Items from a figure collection

╔══

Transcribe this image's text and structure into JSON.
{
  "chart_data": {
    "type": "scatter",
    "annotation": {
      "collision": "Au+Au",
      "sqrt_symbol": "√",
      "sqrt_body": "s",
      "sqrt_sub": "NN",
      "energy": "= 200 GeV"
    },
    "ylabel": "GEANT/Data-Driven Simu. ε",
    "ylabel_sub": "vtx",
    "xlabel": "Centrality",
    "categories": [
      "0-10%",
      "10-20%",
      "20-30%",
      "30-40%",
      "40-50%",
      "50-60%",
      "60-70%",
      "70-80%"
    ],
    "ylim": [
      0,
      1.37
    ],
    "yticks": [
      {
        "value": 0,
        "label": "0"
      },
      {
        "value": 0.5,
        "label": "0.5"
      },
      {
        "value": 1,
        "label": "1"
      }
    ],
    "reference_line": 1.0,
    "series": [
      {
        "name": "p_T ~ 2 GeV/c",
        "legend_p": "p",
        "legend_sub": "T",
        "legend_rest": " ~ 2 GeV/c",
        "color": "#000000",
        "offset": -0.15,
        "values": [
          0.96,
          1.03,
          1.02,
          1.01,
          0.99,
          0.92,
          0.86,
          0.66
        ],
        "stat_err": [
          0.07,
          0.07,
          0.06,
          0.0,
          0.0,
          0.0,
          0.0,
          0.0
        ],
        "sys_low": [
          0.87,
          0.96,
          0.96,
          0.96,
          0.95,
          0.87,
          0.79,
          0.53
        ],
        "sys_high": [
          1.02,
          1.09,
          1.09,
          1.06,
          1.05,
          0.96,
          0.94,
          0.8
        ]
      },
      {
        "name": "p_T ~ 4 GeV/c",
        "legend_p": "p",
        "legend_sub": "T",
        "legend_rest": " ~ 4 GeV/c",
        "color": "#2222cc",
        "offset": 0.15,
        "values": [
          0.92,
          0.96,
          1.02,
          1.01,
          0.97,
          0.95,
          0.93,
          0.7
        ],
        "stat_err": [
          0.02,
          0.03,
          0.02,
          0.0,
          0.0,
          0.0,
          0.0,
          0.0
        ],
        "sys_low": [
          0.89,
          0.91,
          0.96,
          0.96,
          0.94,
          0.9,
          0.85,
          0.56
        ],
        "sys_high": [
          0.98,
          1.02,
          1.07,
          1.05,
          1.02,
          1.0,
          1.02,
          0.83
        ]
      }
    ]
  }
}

╚══

WHAT YOU HAVE TO DO
Type the material above out again, exactly.

WRITTEN SOLUTION
Transcribe this image's text and structure into JSON.
{
  "chart_data": {
    "type": "scatter",
    "annotation": {
      "collision": "Au+Au",
      "sqrt_symbol": "√",
      "sqrt_body": "s",
      "sqrt_sub": "NN",
      "energy": "= 200 GeV"
    },
    "ylabel": "GEANT/Data-Driven Simu. ε",
    "ylabel_sub": "vtx",
    "xlabel": "Centrality",
    "categories": [
      "0-10%",
      "10-20%",
      "20-30%",
      "30-40%",
      "40-50%",
      "50-60%",
      "60-70%",
      "70-80%"
    ],
    "ylim": [
      0,
      1.37
    ],
    "yticks": [
      {
        "value": 0,
        "label": "0"
      },
      {
        "value": 0.5,
        "label": "0.5"
      },
      {
        "value": 1,
        "label": "1"
      }
    ],
    "reference_line": 1.0,
    "series": [
      {
        "name": "p_T ~ 2 GeV/c",
        "legend_p": "p",
        "legend_sub": "T",
        "legend_rest": " ~ 2 GeV/c",
        "color": "#000000",
        "offset": -0.15,
        "values": [
          0.96,
          1.03,
          1.02,
          1.01,
          0.99,
          0.92,
          0.86,
          0.66
        ],
        "stat_err": [
          0.07,
          0.07,
          0.06,
          0.0,
          0.0,
          0.0,
          0.0,
          0.0
        ],
        "sys_low": [
          0.87,
          0.96,
          0.96,
          0.96,
          0.95,
          0.87,
          0.79,
          0.53
        ],
        "sys_high": [
          1.02,
          1.09,
          1.09,
          1.06,
          1.05,
          0.96,
          0.94,
          0.8
        ]
      },
      {
        "name": "p_T ~ 4 GeV/c",
        "legend_p": "p",
        "legend_sub": "T",
        "legend_rest": " ~ 4 GeV/c",
        "color": "#2222cc",
        "offset": 0.15,
        "values": [
          0.92,
          0.96,
          1.02,
          1.01,
          0.97,
          0.95,
          0.93,
          0.7
        ],
        "stat_err": [
          0.02,
          0.03,
          0.02,
          0.0,
          0.0,
          0.0,
          0.0,
          0.0
        ],
        "sys_low": [
          0.89,
          0.91,
          0.96,
          0.96,
          0.94,
          0.9,
          0.85,
          0.56
        ],
        "sys_high": [
          0.98,
          1.02,
          1.07,
          1.05,
          1.02,
          1.0,
          1.02,
          0.83
        ]
      }
    ]
  }
}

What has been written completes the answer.